* Start EXERCISE DATA *

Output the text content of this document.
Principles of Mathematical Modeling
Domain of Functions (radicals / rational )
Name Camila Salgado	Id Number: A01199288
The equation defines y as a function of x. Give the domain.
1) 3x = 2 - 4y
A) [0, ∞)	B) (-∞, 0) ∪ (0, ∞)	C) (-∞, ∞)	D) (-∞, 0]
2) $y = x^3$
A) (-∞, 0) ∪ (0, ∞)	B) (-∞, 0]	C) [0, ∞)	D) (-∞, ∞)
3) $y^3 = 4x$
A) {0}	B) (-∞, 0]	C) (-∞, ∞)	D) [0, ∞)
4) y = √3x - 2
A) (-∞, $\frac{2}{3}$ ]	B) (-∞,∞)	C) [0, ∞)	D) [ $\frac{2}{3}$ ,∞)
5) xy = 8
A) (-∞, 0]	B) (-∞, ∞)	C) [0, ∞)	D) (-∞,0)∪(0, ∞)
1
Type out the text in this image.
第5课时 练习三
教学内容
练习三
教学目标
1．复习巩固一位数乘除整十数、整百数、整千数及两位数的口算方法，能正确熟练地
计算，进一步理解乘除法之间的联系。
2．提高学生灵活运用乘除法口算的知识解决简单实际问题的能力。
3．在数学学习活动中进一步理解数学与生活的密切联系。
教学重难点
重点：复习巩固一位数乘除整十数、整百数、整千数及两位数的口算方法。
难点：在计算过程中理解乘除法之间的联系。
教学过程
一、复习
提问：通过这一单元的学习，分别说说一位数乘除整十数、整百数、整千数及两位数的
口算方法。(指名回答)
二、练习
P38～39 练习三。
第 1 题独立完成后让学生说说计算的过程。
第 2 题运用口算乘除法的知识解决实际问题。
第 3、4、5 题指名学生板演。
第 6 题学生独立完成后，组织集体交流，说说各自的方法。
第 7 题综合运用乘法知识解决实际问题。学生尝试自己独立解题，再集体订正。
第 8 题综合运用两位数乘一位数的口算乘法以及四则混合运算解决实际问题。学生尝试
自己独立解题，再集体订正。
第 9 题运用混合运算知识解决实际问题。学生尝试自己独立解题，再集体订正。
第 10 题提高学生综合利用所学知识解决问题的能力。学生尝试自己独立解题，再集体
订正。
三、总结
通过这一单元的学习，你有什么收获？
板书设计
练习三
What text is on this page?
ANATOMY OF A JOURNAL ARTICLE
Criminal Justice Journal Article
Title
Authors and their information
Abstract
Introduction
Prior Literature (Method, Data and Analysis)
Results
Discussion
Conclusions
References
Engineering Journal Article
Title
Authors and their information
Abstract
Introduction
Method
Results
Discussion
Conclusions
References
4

* End EXERCISE DATA *

Restate all of the entries exactly, please.

Output the text content of this document.
Principles of Mathematical Modeling
Domain of Functions (radicals / rational )
Name Camila Salgado	Id Number: A01199288
The equation defines y as a function of x. Give the domain.
1) 3x = 2 - 4y
A) [0, ∞)	B) (-∞, 0) ∪ (0, ∞)	C) (-∞, ∞)	D) (-∞, 0]
2) $y = x^3$
A) (-∞, 0) ∪ (0, ∞)	B) (-∞, 0]	C) [0, ∞)	D) (-∞, ∞)
3) $y^3 = 4x$
A) {0}	B) (-∞, 0]	C) (-∞, ∞)	D) [0, ∞)
4) y = √3x - 2
A) (-∞, $\frac{2}{3}$ ]	B) (-∞,∞)	C) [0, ∞)	D) [ $\frac{2}{3}$ ,∞)
5) xy = 8
A) (-∞, 0]	B) (-∞, ∞)	C) [0, ∞)	D) (-∞,0)∪(0, ∞)
1
Type out the text in this image.
第5课时 练习三
教学内容
练习三
教学目标
1．复习巩固一位数乘除整十数、整百数、整千数及两位数的口算方法，能正确熟练地
计算，进一步理解乘除法之间的联系。
2．提高学生灵活运用乘除法口算的知识解决简单实际问题的能力。
3．在数学学习活动中进一步理解数学与生活的密切联系。
教学重难点
重点：复习巩固一位数乘除整十数、整百数、整千数及两位数的口算方法。
难点：在计算过程中理解乘除法之间的联系。
教学过程
一、复习
提问：通过这一单元的学习，分别说说一位数乘除整十数、整百数、整千数及两位数的
口算方法。(指名回答)
二、练习
P38～39 练习三。
第 1 题独立完成后让学生说说计算的过程。
第 2 题运用口算乘除法的知识解决实际问题。
第 3、4、5 题指名学生板演。
第 6 题学生独立完成后，组织集体交流，说说各自的方法。
第 7 题综合运用乘法知识解决实际问题。学生尝试自己独立解题，再集体订正。
第 8 题综合运用两位数乘一位数的口算乘法以及四则混合运算解决实际问题。学生尝试
自己独立解题，再集体订正。
第 9 题运用混合运算知识解决实际问题。学生尝试自己独立解题，再集体订正。
第 10 题提高学生综合利用所学知识解决问题的能力。学生尝试自己独立解题，再集体
订正。
三、总结
通过这一单元的学习，你有什么收获？
板书设计
练习三
What text is on this page?
ANATOMY OF A JOURNAL ARTICLE
Criminal Justice Journal Article
Title
Authors and their information
Abstract
Introduction
Prior Literature (Method, Data and Analysis)
Results
Discussion
Conclusions
References
Engineering Journal Article
Title
Authors and their information
Abstract
Introduction
Method
Results
Discussion
Conclusions
References
4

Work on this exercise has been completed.